# START OF Input for this task

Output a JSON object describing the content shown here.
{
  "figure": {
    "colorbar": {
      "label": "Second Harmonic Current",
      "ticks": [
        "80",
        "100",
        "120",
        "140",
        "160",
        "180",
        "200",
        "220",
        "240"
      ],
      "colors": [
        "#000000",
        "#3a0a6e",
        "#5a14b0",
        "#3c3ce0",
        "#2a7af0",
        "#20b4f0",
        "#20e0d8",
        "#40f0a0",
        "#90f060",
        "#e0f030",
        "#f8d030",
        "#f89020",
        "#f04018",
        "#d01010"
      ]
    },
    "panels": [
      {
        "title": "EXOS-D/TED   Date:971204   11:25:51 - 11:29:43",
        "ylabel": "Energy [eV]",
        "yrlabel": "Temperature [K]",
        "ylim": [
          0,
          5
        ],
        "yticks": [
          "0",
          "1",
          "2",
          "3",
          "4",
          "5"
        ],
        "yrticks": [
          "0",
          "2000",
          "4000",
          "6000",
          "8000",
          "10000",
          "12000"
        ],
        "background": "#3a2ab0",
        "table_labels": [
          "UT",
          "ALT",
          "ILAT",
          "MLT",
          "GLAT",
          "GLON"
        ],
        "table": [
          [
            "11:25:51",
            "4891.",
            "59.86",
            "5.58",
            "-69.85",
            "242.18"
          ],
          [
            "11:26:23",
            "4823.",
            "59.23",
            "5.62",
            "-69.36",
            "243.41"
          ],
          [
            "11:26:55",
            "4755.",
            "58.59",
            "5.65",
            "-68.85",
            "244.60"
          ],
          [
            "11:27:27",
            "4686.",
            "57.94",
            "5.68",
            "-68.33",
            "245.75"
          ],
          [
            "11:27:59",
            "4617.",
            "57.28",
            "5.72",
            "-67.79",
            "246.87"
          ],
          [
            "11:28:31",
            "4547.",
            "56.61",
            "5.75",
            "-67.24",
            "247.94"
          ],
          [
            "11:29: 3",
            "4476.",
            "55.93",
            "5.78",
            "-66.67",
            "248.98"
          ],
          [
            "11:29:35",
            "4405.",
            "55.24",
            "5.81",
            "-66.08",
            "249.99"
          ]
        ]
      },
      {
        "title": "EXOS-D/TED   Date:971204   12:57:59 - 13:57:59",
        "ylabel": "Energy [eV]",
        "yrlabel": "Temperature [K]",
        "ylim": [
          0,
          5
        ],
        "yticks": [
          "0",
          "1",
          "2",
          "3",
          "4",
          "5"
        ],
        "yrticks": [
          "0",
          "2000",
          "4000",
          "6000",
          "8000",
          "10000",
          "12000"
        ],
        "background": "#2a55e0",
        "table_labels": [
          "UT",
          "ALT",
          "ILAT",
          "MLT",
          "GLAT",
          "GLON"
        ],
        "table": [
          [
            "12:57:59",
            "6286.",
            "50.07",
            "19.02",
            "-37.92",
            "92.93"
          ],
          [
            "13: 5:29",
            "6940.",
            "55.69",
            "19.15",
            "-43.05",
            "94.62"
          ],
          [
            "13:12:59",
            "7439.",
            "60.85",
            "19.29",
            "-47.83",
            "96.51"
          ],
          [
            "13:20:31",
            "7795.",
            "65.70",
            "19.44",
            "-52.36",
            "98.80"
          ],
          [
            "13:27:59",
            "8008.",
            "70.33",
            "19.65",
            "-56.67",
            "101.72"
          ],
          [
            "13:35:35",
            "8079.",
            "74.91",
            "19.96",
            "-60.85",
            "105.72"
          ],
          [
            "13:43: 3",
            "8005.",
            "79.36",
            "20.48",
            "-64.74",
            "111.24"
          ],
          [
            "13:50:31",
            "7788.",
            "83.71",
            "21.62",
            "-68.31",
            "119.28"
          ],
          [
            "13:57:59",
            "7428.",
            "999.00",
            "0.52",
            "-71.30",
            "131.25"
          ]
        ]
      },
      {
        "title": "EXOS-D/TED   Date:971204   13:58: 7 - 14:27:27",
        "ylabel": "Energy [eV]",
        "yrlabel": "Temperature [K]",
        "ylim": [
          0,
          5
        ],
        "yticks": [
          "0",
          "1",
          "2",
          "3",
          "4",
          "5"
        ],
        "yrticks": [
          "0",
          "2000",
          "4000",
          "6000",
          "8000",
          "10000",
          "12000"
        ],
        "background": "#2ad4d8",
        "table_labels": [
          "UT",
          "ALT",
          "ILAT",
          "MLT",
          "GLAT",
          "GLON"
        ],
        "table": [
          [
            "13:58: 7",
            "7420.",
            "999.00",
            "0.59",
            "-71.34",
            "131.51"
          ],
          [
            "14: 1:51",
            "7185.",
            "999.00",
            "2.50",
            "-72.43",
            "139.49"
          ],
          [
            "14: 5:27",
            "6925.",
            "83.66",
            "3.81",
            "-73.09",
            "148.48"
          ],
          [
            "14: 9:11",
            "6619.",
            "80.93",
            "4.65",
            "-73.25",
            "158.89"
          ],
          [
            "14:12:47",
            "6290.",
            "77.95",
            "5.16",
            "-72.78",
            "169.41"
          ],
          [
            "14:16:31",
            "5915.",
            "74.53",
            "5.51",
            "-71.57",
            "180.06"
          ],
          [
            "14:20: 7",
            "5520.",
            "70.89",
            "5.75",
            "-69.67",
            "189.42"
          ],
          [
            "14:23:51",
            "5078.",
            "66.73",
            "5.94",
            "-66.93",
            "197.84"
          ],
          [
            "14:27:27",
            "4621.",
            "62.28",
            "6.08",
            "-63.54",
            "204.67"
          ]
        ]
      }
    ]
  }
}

# END OF Input for this task

*Task directions:* Retype each record exactly, leaving nothing out.

*Task result:*
Output a JSON object describing the content shown here.
{
  "figure": {
    "colorbar": {
      "label": "Second Harmonic Current",
      "ticks": [
        "80",
        "100",
        "120",
        "140",
        "160",
        "180",
        "200",
        "220",
        "240"
      ],
      "colors": [
        "#000000",
        "#3a0a6e",
        "#5a14b0",
        "#3c3ce0",
        "#2a7af0",
        "#20b4f0",
        "#20e0d8",
        "#40f0a0",
        "#90f060",
        "#e0f030",
        "#f8d030",
        "#f89020",
        "#f04018",
        "#d01010"
      ]
    },
    "panels": [
      {
        "title": "EXOS-D/TED   Date:971204   11:25:51 - 11:29:43",
        "ylabel": "Energy [eV]",
        "yrlabel": "Temperature [K]",
        "ylim": [
          0,
          5
        ],
        "yticks": [
          "0",
          "1",
          "2",
          "3",
          "4",
          "5"
        ],
        "yrticks": [
          "0",
          "2000",
          "4000",
          "6000",
          "8000",
          "10000",
          "12000"
        ],
        "background": "#3a2ab0",
        "table_labels": [
          "UT",
          "ALT",
          "ILAT",
          "MLT",
          "GLAT",
          "GLON"
        ],
        "table": [
          [
            "11:25:51",
            "4891.",
            "59.86",
            "5.58",
            "-69.85",
            "242.18"
          ],
          [
            "11:26:23",
            "4823.",
            "59.23",
            "5.62",
            "-69.36",
            "243.41"
          ],
          [
            "11:26:55",
            "4755.",
            "58.59",
            "5.65",
            "-68.85",
            "244.60"
          ],
          [
            "11:27:27",
            "4686.",
            "57.94",
            "5.68",
            "-68.33",
            "245.75"
          ],
          [
            "11:27:59",
            "4617.",
            "57.28",
            "5.72",
            "-67.79",
            "246.87"
          ],
          [
            "11:28:31",
            "4547.",
            "56.61",
            "5.75",
            "-67.24",
            "247.94"
          ],
          [
            "11:29: 3",
            "4476.",
            "55.93",
            "5.78",
            "-66.67",
            "248.98"
          ],
          [
            "11:29:35",
            "4405.",
            "55.24",
            "5.81",
            "-66.08",
            "249.99"
          ]
        ]
      },
      {
        "title": "EXOS-D/TED   Date:971204   12:57:59 - 13:57:59",
        "ylabel": "Energy [eV]",
        "yrlabel": "Temperature [K]",
        "ylim": [
          0,
          5
        ],
        "yticks": [
          "0",
          "1",
          "2",
          "3",
          "4",
          "5"
        ],
        "yrticks": [
          "0",
          "2000",
          "4000",
          "6000",
          "8000",
          "10000",
          "12000"
        ],
        "background": "#2a55e0",
        "table_labels": [
          "UT",
          "ALT",
          "ILAT",
          "MLT",
          "GLAT",
          "GLON"
        ],
        "table": [
          [
            "12:57:59",
            "6286.",
            "50.07",
            "19.02",
            "-37.92",
            "92.93"
          ],
          [
            "13: 5:29",
            "6940.",
            "55.69",
            "19.15",
            "-43.05",
            "94.62"
          ],
          [
            "13:12:59",
            "7439.",
            "60.85",
            "19.29",
            "-47.83",
            "96.51"
          ],
          [
            "13:20:31",
            "7795.",
            "65.70",
            "19.44",
            "-52.36",
            "98.80"
          ],
          [
            "13:27:59",
            "8008.",
            "70.33",
            "19.65",
            "-56.67",
            "101.72"
          ],
          [
            "13:35:35",
            "8079.",
            "74.91",
            "19.96",
            "-60.85",
            "105.72"
          ],
          [
            "13:43: 3",
            "8005.",
            "79.36",
            "20.48",
            "-64.74",
            "111.24"
          ],
          [
            "13:50:31",
            "7788.",
            "83.71",
            "21.62",
            "-68.31",
            "119.28"
          ],
          [
            "13:57:59",
            "7428.",
            "999.00",
            "0.52",
            "-71.30",
            "131.25"
          ]
        ]
      },
      {
        "title": "EXOS-D/TED   Date:971204   13:58: 7 - 14:27:27",
        "ylabel": "Energy [eV]",
        "yrlabel": "Temperature [K]",
        "ylim": [
          0,
          5
        ],
        "yticks": [
          "0",
          "1",
          "2",
          "3",
          "4",
          "5"
        ],
        "yrticks": [
          "0",
          "2000",
          "4000",
          "6000",
          "8000",
          "10000",
          "12000"
        ],
        "background": "#2ad4d8",
        "table_labels": [
          "UT",
          "ALT",
          "ILAT",
          "MLT",
          "GLAT",
          "GLON"
        ],
        "table": [
          [
            "13:58: 7",
            "7420.",
            "999.00",
            "0.59",
            "-71.34",
            "131.51"
          ],
          [
            "14: 1:51",
            "7185.",
            "999.00",
            "2.50",
            "-72.43",
            "139.49"
          ],
          [
            "14: 5:27",
            "6925.",
            "83.66",
            "3.81",
            "-73.09",
            "148.48"
          ],
          [
            "14: 9:11",
            "6619.",
            "80.93",
            "4.65",
            "-73.25",
            "158.89"
          ],
          [
            "14:12:47",
            "6290.",
            "77.95",
            "5.16",
            "-72.78",
            "169.41"
          ],
          [
            "14:16:31",
            "5915.",
            "74.53",
            "5.51",
            "-71.57",
            "180.06"
          ],
          [
            "14:20: 7",
            "5520.",
            "70.89",
            "5.75",
            "-69.67",
            "189.42"
          ],
          [
            "14:23:51",
            "5078.",
            "66.73",
            "5.94",
            "-66.93",
            "197.84"
          ],
          [
            "14:27:27",
            "4621.",
            "62.28",
            "6.08",
            "-63.54",
            "204.67"
          ]
        ]
      }
    ]
  }
}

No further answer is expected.